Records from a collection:

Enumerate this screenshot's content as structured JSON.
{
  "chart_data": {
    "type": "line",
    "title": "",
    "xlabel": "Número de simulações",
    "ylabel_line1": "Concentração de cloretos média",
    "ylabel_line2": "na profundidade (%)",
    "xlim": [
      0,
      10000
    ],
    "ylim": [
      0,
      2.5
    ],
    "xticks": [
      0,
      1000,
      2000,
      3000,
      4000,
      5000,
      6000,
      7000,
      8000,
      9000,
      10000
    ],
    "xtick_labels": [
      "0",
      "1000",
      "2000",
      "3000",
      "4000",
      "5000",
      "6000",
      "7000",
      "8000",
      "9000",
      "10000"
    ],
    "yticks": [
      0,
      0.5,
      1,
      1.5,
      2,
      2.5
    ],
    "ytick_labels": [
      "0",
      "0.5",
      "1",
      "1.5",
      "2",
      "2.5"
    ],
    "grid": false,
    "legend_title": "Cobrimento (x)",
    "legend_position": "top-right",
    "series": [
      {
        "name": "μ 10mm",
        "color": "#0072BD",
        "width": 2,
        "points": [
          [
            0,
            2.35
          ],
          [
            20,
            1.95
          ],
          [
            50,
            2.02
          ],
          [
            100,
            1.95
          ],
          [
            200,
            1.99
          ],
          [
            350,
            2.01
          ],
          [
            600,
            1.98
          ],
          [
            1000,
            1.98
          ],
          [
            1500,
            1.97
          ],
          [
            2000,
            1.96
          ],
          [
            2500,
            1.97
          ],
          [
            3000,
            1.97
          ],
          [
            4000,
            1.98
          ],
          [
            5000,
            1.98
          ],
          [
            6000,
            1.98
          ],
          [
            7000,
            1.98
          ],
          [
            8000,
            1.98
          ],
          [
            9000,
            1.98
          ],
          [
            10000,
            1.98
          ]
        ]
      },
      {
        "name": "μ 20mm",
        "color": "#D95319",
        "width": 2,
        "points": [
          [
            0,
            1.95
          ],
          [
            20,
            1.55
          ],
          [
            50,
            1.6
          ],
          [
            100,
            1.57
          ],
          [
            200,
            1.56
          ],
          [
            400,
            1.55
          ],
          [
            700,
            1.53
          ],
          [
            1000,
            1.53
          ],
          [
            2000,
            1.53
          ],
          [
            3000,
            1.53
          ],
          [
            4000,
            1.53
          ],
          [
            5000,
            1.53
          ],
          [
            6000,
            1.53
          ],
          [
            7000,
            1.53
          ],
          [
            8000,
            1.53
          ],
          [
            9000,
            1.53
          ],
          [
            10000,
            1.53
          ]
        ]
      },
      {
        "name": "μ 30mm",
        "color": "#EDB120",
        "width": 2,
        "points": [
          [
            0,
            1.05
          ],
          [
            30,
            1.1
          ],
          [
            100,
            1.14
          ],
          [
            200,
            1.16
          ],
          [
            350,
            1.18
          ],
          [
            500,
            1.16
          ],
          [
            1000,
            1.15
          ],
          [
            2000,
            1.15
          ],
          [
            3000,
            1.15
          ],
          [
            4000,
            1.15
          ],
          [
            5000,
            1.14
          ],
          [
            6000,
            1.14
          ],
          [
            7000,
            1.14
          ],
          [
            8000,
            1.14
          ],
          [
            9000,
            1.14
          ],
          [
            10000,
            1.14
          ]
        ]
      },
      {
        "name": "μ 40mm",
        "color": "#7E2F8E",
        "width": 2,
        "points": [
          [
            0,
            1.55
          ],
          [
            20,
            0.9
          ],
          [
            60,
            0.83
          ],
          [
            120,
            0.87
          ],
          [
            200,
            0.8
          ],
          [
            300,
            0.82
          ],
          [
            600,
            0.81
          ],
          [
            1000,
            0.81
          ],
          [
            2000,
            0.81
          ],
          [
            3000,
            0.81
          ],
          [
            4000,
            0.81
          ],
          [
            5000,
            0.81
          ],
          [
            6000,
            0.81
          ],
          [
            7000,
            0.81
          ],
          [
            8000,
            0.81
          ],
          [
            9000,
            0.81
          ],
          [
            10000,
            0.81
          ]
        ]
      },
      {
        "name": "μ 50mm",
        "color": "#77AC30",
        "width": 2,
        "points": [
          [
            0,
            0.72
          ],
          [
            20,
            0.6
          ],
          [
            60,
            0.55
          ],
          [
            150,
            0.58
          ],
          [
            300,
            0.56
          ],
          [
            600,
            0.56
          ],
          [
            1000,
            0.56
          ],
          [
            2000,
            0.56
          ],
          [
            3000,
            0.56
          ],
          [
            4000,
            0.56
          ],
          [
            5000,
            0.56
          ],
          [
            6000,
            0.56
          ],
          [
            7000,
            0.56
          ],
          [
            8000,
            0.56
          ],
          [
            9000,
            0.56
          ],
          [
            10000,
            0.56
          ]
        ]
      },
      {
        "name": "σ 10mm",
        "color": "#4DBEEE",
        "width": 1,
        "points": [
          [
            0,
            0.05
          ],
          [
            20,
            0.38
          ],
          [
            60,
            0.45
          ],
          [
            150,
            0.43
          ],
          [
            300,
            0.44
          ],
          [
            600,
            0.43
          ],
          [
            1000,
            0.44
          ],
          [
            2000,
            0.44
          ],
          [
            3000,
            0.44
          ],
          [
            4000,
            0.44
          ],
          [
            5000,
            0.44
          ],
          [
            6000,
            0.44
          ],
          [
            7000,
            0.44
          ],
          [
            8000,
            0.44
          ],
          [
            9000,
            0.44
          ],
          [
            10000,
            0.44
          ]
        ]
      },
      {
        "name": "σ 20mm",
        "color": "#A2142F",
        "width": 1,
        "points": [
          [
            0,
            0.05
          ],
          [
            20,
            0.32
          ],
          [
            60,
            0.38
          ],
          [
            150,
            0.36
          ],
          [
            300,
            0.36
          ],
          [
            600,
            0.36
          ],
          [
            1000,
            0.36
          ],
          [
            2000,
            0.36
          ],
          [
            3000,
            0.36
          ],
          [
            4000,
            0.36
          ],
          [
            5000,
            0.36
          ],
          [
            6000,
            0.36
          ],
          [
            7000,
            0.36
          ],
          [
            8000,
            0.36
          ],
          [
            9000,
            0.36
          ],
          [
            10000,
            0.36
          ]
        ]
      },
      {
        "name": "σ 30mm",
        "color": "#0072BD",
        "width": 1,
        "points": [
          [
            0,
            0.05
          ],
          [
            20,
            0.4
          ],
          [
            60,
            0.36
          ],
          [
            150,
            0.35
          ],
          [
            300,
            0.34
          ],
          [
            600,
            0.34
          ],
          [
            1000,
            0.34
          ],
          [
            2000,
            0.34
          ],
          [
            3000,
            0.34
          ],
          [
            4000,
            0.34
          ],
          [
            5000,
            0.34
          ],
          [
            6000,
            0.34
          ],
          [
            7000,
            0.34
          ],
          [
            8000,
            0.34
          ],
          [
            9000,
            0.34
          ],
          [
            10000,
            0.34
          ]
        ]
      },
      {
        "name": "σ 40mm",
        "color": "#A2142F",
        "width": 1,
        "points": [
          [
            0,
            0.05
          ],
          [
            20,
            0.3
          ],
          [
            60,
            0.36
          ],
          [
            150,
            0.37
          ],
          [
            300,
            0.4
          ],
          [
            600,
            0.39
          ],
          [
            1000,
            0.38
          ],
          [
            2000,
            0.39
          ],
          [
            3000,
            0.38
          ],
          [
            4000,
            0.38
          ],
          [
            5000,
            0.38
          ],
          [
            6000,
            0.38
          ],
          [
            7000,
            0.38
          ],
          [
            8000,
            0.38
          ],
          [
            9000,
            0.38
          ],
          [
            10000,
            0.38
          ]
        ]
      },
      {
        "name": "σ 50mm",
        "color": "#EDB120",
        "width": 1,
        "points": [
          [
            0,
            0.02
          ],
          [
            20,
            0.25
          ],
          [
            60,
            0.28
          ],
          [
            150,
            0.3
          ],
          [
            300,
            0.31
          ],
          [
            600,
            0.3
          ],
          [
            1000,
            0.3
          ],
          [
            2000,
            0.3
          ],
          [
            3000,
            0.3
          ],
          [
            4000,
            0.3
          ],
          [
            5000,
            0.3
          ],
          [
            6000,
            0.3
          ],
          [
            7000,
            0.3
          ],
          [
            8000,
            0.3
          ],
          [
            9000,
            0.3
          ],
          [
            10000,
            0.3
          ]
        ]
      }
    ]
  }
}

Problem to work on
List the lines of the material in which the word "color" occurs.

Output for this exercise
        "color": "#0072BD",
        "color": "#D95319",
        "color": "#EDB120",
        "color": "#7E2F8E",
        "color": "#77AC30",
        "color": "#4DBEEE",
        "color": "#A2142F",
        "color": "#0072BD",
        "color": "#A2142F",
        "color": "#EDB120",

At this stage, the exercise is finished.